> EXERCISE GOAL: Search the material and gather each line with "train" in it.

> PROVIDED DATA:
>>>

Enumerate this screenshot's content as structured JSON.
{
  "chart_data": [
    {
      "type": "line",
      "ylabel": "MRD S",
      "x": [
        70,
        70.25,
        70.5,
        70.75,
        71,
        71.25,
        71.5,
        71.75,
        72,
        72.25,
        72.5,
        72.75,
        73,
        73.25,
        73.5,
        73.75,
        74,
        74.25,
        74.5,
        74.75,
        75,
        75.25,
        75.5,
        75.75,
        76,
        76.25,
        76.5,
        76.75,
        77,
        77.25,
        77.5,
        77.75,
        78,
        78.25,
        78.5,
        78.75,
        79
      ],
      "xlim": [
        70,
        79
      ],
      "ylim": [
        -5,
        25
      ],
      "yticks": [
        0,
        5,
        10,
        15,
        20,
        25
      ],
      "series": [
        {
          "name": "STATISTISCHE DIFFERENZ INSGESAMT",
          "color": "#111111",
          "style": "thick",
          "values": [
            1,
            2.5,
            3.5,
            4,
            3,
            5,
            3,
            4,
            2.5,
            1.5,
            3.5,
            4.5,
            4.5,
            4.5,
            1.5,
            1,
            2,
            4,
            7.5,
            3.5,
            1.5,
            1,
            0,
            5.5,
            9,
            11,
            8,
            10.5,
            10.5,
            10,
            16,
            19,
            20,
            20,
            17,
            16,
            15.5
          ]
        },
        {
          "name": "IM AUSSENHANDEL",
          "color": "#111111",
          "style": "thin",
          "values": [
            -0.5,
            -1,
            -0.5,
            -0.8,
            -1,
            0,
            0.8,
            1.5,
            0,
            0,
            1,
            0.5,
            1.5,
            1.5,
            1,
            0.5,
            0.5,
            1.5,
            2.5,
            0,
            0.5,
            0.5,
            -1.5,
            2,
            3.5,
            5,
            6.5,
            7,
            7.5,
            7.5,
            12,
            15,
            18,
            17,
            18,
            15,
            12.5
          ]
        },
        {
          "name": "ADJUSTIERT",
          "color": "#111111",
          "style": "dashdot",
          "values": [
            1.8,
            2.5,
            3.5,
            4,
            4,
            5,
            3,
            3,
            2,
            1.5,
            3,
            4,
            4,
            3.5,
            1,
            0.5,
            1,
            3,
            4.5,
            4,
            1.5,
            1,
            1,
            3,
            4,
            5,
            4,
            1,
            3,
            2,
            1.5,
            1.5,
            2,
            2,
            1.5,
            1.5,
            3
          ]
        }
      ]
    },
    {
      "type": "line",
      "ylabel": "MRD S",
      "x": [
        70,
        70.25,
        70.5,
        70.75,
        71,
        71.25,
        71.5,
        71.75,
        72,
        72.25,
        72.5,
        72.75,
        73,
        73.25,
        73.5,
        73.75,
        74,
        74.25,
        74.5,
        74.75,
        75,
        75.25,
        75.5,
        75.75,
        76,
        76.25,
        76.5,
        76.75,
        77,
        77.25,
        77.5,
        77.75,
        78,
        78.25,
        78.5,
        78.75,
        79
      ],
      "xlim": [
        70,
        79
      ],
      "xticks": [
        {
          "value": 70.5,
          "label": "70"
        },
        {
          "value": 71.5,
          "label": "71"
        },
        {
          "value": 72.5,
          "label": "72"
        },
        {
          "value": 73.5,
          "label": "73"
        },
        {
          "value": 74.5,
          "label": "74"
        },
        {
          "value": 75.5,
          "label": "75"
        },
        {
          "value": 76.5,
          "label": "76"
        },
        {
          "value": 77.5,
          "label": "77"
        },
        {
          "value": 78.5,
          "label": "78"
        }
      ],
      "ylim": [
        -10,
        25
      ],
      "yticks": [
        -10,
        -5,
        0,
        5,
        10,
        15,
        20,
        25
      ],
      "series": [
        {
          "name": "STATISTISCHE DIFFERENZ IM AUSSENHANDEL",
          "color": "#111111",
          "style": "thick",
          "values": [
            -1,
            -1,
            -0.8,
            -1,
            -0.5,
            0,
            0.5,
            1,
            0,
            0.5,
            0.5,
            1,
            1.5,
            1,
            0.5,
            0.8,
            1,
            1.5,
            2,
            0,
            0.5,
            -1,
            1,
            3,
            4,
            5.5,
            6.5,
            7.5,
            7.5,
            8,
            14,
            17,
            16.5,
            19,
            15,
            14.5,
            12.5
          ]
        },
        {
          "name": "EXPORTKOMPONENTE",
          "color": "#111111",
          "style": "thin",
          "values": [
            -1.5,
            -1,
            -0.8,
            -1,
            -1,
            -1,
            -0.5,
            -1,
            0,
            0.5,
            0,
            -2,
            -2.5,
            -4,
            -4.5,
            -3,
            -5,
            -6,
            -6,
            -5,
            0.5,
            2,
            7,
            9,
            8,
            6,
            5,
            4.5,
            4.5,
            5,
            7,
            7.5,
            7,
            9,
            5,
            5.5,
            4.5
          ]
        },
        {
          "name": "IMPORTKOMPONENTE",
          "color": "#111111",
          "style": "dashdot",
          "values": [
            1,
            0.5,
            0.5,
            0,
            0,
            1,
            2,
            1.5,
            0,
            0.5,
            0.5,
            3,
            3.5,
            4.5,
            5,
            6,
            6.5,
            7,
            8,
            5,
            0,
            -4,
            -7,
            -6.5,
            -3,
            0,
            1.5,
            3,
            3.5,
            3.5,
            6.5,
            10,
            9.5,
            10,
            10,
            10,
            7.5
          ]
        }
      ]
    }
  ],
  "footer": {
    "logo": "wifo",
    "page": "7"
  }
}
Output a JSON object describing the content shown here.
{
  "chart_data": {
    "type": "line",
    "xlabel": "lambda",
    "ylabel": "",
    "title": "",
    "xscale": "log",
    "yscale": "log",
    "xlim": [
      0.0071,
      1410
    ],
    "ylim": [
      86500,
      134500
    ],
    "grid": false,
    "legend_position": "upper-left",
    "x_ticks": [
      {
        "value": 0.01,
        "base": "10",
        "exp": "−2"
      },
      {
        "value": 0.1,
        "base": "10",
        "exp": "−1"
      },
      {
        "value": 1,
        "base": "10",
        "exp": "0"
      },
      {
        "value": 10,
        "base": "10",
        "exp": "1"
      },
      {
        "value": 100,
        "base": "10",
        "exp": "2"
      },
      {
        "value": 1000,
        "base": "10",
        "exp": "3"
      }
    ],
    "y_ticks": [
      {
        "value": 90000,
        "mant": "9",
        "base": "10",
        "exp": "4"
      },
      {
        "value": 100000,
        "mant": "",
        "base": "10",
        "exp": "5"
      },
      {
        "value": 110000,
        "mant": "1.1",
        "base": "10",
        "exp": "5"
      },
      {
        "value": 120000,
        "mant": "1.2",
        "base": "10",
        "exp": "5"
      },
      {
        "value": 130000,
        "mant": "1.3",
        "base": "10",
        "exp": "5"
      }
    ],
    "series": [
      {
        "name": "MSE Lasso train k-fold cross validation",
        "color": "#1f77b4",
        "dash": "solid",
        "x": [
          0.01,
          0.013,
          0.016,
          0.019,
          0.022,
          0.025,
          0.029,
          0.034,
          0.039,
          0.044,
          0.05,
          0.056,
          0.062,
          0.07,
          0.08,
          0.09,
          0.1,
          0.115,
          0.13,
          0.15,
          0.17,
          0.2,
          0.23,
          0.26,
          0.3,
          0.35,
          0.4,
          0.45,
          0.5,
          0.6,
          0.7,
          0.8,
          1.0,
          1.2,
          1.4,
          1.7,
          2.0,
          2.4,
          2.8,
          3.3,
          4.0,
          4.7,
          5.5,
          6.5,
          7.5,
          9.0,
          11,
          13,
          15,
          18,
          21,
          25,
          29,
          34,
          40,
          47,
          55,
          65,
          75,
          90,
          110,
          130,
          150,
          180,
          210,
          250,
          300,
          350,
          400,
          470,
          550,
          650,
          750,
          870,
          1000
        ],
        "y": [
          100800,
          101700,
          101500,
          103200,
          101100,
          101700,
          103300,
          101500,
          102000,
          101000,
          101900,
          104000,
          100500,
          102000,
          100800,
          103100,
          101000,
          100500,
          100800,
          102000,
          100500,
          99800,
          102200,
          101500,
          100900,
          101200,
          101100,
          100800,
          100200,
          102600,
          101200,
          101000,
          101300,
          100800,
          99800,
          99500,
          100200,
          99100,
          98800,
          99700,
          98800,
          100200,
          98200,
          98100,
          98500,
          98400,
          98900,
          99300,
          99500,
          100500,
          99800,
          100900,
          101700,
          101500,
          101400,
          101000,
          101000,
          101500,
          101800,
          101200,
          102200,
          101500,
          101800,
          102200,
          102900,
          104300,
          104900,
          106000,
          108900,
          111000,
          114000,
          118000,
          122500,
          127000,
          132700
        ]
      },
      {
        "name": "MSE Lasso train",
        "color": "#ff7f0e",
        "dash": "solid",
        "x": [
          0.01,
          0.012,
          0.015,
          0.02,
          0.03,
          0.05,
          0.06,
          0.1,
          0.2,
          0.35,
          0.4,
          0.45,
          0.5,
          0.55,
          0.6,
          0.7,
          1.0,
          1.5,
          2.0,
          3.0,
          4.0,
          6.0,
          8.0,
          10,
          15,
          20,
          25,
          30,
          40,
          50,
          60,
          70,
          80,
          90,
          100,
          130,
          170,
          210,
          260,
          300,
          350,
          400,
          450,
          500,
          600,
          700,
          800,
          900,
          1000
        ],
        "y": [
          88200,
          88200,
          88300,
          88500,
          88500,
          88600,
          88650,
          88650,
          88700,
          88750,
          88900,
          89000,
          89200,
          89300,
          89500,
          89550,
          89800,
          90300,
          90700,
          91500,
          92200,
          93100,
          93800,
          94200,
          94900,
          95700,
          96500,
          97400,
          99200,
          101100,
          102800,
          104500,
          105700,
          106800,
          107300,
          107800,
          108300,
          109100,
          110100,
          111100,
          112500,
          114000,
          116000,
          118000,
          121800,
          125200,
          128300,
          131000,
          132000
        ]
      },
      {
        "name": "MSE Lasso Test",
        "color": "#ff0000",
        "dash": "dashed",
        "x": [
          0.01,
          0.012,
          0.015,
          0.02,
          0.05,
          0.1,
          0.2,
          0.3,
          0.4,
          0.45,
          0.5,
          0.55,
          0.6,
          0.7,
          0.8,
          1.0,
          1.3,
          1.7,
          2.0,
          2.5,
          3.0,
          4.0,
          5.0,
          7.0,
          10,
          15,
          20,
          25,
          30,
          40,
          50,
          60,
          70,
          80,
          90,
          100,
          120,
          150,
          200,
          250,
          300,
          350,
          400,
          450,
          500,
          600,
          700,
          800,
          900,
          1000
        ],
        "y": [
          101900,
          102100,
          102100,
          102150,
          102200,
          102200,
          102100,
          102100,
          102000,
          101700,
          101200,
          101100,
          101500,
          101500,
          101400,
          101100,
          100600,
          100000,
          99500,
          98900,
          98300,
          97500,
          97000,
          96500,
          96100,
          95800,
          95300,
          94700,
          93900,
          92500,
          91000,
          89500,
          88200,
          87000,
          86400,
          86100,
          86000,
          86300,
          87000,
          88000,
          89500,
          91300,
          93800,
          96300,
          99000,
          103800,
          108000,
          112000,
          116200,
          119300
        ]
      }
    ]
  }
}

<<<

> PROBLEM SOLUTION:
        "name": "MSE Lasso train k-fold cross validation",
        "name": "MSE Lasso train",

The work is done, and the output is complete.